-- BEGIN --
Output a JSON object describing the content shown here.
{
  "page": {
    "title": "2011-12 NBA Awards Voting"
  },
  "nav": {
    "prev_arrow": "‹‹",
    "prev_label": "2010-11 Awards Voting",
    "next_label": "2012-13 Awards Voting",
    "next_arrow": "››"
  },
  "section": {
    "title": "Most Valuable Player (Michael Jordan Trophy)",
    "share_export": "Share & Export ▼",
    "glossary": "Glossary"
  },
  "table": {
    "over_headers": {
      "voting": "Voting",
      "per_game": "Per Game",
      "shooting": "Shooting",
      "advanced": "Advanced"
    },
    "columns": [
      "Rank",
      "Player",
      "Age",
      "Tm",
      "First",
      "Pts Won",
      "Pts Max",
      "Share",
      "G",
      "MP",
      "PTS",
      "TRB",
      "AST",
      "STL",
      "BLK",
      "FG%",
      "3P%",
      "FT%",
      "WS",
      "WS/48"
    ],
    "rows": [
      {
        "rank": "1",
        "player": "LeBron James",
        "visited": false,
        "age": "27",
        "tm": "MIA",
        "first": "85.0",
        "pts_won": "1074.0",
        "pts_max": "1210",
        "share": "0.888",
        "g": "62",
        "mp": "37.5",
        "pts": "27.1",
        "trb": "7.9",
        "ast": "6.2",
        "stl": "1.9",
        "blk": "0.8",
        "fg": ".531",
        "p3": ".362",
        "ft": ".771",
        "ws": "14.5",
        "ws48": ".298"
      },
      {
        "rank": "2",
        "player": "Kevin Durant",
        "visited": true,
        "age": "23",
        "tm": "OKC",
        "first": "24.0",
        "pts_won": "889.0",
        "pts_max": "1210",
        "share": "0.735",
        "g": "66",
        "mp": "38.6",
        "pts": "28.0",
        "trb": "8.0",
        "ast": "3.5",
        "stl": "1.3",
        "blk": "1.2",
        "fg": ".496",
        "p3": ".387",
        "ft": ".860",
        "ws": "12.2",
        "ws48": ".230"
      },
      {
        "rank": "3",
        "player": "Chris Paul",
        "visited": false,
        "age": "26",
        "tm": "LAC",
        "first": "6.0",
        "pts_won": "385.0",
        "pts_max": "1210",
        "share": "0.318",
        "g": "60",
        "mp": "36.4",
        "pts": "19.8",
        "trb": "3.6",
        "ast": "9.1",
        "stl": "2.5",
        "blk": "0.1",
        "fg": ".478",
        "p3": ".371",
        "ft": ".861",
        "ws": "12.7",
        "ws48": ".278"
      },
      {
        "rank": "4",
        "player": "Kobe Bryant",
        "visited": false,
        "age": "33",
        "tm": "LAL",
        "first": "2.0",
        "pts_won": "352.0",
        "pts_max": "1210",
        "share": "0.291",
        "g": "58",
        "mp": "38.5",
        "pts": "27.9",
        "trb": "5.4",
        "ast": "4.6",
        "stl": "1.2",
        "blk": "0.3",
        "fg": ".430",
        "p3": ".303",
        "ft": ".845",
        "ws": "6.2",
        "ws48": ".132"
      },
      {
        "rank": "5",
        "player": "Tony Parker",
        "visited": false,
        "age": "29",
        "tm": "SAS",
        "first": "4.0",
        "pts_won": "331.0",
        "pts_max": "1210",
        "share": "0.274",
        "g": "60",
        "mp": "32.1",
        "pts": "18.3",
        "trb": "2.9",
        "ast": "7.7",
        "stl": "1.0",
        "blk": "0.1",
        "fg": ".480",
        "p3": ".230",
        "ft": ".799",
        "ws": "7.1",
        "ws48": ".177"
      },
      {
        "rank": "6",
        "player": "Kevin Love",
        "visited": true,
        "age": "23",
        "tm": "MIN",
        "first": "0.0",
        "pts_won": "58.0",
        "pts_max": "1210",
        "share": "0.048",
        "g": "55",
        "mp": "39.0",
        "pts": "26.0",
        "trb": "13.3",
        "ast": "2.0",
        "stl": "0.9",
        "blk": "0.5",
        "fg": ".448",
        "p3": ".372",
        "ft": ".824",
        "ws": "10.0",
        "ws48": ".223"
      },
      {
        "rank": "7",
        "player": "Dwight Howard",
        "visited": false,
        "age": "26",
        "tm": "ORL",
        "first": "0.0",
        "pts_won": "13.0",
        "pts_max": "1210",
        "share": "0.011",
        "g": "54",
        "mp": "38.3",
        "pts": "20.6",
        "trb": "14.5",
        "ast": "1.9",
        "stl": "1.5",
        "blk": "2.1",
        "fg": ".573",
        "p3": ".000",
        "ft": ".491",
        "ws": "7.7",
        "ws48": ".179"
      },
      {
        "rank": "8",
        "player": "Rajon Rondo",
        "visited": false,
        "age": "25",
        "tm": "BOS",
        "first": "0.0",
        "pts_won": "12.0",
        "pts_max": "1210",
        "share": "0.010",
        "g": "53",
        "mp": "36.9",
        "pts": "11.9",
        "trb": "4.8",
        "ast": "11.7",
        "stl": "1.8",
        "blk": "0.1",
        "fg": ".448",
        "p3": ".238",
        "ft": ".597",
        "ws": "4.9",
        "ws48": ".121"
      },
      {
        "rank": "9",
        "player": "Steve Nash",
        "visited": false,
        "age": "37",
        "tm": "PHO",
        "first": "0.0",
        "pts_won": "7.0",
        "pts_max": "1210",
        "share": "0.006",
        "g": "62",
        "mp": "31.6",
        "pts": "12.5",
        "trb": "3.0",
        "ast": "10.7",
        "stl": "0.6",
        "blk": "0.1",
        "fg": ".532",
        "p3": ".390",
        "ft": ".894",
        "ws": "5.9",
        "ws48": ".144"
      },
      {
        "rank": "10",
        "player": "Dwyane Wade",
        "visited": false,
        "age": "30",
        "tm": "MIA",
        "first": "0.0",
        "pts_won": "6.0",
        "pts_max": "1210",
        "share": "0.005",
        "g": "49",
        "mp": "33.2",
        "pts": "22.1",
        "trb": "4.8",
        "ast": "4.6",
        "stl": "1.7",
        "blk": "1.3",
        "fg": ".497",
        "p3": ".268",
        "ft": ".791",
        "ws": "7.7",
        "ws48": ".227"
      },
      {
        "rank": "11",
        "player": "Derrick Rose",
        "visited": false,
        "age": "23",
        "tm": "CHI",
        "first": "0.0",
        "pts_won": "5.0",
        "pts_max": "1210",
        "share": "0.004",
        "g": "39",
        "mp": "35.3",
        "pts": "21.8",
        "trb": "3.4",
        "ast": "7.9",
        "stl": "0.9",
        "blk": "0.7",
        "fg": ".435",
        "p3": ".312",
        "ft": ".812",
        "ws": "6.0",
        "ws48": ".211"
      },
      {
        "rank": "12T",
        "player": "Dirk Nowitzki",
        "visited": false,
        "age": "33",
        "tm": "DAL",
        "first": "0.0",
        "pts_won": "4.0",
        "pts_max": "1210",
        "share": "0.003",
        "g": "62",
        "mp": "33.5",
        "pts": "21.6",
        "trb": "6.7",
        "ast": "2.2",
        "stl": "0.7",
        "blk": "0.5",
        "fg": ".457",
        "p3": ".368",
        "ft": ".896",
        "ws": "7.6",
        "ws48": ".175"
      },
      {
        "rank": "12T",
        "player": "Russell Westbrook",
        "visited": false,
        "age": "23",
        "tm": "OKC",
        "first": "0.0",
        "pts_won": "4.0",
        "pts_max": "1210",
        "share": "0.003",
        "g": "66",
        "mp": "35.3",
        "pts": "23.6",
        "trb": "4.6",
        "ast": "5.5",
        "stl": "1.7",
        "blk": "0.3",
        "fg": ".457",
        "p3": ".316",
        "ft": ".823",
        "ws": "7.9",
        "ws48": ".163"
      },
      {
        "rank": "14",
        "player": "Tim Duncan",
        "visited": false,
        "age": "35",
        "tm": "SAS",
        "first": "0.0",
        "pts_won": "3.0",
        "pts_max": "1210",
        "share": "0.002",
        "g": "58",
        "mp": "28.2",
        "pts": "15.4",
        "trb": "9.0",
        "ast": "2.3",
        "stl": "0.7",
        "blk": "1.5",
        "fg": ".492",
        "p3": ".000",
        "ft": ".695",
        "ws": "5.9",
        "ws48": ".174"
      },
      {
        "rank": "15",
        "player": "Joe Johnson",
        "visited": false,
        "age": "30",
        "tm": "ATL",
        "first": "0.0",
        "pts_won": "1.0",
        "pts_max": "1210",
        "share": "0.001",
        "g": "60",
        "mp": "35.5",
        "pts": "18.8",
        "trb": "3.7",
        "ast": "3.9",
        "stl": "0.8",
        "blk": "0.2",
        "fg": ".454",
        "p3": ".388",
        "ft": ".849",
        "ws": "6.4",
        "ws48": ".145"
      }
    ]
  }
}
-- END --
- What is asked -
Which lines in the data above contain "Voting"? Show each one.

- Final result -
    "title": "2011-12 NBA Awards Voting"
    "prev_label": "2010-11 Awards Voting",
    "next_label": "2012-13 Awards Voting",
      "voting": "Voting",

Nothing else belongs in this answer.